• Required work: Your task is to retype each line of the data below exactly.

• Entries:
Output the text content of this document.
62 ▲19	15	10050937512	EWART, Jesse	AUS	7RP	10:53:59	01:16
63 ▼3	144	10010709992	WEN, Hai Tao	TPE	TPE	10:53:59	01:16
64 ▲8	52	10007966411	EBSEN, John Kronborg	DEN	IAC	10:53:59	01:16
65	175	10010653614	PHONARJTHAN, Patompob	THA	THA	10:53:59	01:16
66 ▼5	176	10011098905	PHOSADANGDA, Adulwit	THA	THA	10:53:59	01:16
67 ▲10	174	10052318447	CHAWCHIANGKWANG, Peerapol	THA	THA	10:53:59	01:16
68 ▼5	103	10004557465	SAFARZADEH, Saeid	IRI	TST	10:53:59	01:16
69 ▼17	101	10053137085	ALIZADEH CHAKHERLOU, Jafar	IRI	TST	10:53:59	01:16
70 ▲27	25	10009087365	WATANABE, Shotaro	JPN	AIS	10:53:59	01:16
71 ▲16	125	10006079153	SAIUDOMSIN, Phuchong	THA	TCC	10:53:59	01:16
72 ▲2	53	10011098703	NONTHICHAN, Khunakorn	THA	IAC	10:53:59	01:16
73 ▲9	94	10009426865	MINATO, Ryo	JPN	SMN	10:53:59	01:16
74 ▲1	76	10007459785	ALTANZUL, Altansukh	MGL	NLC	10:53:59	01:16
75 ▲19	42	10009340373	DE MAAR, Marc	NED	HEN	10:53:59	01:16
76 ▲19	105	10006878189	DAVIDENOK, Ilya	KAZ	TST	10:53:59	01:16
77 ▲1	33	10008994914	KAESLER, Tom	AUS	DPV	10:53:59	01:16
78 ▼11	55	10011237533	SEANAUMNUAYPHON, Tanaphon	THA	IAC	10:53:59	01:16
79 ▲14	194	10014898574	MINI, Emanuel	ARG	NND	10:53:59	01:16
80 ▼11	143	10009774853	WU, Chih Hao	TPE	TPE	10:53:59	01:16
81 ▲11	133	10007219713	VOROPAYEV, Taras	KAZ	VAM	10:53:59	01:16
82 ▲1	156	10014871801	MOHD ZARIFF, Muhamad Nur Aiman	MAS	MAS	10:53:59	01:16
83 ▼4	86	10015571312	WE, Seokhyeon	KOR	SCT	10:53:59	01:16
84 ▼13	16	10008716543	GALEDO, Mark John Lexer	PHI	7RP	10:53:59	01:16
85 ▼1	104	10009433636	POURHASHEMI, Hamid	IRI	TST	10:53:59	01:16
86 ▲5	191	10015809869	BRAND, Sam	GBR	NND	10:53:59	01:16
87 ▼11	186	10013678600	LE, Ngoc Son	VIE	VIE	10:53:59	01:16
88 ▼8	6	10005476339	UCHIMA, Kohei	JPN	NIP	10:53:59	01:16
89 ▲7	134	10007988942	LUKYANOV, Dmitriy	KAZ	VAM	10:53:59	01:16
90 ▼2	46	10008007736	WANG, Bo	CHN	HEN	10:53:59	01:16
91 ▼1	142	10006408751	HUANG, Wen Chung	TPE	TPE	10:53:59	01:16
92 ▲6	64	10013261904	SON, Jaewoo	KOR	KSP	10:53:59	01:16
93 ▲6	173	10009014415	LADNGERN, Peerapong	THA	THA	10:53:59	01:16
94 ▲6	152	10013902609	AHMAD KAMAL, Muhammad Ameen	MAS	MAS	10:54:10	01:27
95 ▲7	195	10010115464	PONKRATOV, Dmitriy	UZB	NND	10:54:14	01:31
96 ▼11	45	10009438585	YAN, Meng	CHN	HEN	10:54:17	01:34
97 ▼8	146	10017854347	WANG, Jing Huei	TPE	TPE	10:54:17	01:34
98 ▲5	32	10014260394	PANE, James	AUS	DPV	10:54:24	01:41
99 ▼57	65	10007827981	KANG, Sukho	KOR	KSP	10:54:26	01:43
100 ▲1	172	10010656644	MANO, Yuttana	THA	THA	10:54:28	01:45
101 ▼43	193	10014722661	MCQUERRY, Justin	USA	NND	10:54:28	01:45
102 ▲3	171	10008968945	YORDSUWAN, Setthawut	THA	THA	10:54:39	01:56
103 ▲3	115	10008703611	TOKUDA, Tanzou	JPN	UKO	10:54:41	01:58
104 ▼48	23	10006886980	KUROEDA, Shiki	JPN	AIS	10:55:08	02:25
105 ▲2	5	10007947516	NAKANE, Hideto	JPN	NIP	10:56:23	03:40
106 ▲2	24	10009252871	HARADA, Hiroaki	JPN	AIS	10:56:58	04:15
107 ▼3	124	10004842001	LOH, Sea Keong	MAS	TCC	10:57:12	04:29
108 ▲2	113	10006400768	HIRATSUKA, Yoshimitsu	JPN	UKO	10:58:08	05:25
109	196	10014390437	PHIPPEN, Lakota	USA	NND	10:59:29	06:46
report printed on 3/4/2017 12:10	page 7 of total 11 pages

• Exercise result:
Output the text content of this document.
62 ▲19	15	10050937512	EWART, Jesse	AUS	7RP	10:53:59	01:16
63 ▼3	144	10010709992	WEN, Hai Tao	TPE	TPE	10:53:59	01:16
64 ▲8	52	10007966411	EBSEN, John Kronborg	DEN	IAC	10:53:59	01:16
65	175	10010653614	PHONARJTHAN, Patompob	THA	THA	10:53:59	01:16
66 ▼5	176	10011098905	PHOSADANGDA, Adulwit	THA	THA	10:53:59	01:16
67 ▲10	174	10052318447	CHAWCHIANGKWANG, Peerapol	THA	THA	10:53:59	01:16
68 ▼5	103	10004557465	SAFARZADEH, Saeid	IRI	TST	10:53:59	01:16
69 ▼17	101	10053137085	ALIZADEH CHAKHERLOU, Jafar	IRI	TST	10:53:59	01:16
70 ▲27	25	10009087365	WATANABE, Shotaro	JPN	AIS	10:53:59	01:16
71 ▲16	125	10006079153	SAIUDOMSIN, Phuchong	THA	TCC	10:53:59	01:16
72 ▲2	53	10011098703	NONTHICHAN, Khunakorn	THA	IAC	10:53:59	01:16
73 ▲9	94	10009426865	MINATO, Ryo	JPN	SMN	10:53:59	01:16
74 ▲1	76	10007459785	ALTANZUL, Altansukh	MGL	NLC	10:53:59	01:16
75 ▲19	42	10009340373	DE MAAR, Marc	NED	HEN	10:53:59	01:16
76 ▲19	105	10006878189	DAVIDENOK, Ilya	KAZ	TST	10:53:59	01:16
77 ▲1	33	10008994914	KAESLER, Tom	AUS	DPV	10:53:59	01:16
78 ▼11	55	10011237533	SEANAUMNUAYPHON, Tanaphon	THA	IAC	10:53:59	01:16
79 ▲14	194	10014898574	MINI, Emanuel	ARG	NND	10:53:59	01:16
80 ▼11	143	10009774853	WU, Chih Hao	TPE	TPE	10:53:59	01:16
81 ▲11	133	10007219713	VOROPAYEV, Taras	KAZ	VAM	10:53:59	01:16
82 ▲1	156	10014871801	MOHD ZARIFF, Muhamad Nur Aiman	MAS	MAS	10:53:59	01:16
83 ▼4	86	10015571312	WE, Seokhyeon	KOR	SCT	10:53:59	01:16
84 ▼13	16	10008716543	GALEDO, Mark John Lexer	PHI	7RP	10:53:59	01:16
85 ▼1	104	10009433636	POURHASHEMI, Hamid	IRI	TST	10:53:59	01:16
86 ▲5	191	10015809869	BRAND, Sam	GBR	NND	10:53:59	01:16
87 ▼11	186	10013678600	LE, Ngoc Son	VIE	VIE	10:53:59	01:16
88 ▼8	6	10005476339	UCHIMA, Kohei	JPN	NIP	10:53:59	01:16
89 ▲7	134	10007988942	LUKYANOV, Dmitriy	KAZ	VAM	10:53:59	01:16
90 ▼2	46	10008007736	WANG, Bo	CHN	HEN	10:53:59	01:16
91 ▼1	142	10006408751	HUANG, Wen Chung	TPE	TPE	10:53:59	01:16
92 ▲6	64	10013261904	SON, Jaewoo	KOR	KSP	10:53:59	01:16
93 ▲6	173	10009014415	LADNGERN, Peerapong	THA	THA	10:53:59	01:16
94 ▲6	152	10013902609	AHMAD KAMAL, Muhammad Ameen	MAS	MAS	10:54:10	01:27
95 ▲7	195	10010115464	PONKRATOV, Dmitriy	UZB	NND	10:54:14	01:31
96 ▼11	45	10009438585	YAN, Meng	CHN	HEN	10:54:17	01:34
97 ▼8	146	10017854347	WANG, Jing Huei	TPE	TPE	10:54:17	01:34
98 ▲5	32	10014260394	PANE, James	AUS	DPV	10:54:24	01:41
99 ▼57	65	10007827981	KANG, Sukho	KOR	KSP	10:54:26	01:43
100 ▲1	172	10010656644	MANO, Yuttana	THA	THA	10:54:28	01:45
101 ▼43	193	10014722661	MCQUERRY, Justin	USA	NND	10:54:28	01:45
102 ▲3	171	10008968945	YORDSUWAN, Setthawut	THA	THA	10:54:39	01:56
103 ▲3	115	10008703611	TOKUDA, Tanzou	JPN	UKO	10:54:41	01:58
104 ▼48	23	10006886980	KUROEDA, Shiki	JPN	AIS	10:55:08	02:25
105 ▲2	5	10007947516	NAKANE, Hideto	JPN	NIP	10:56:23	03:40
106 ▲2	24	10009252871	HARADA, Hiroaki	JPN	AIS	10:56:58	04:15
107 ▼3	124	10004842001	LOH, Sea Keong	MAS	TCC	10:57:12	04:29
108 ▲2	113	10006400768	HIRATSUKA, Yoshimitsu	JPN	UKO	10:58:08	05:25
109	196	10014390437	PHIPPEN, Lakota	USA	NND	10:59:29	06:46
report printed on 3/4/2017 12:10	page 7 of total 11 pages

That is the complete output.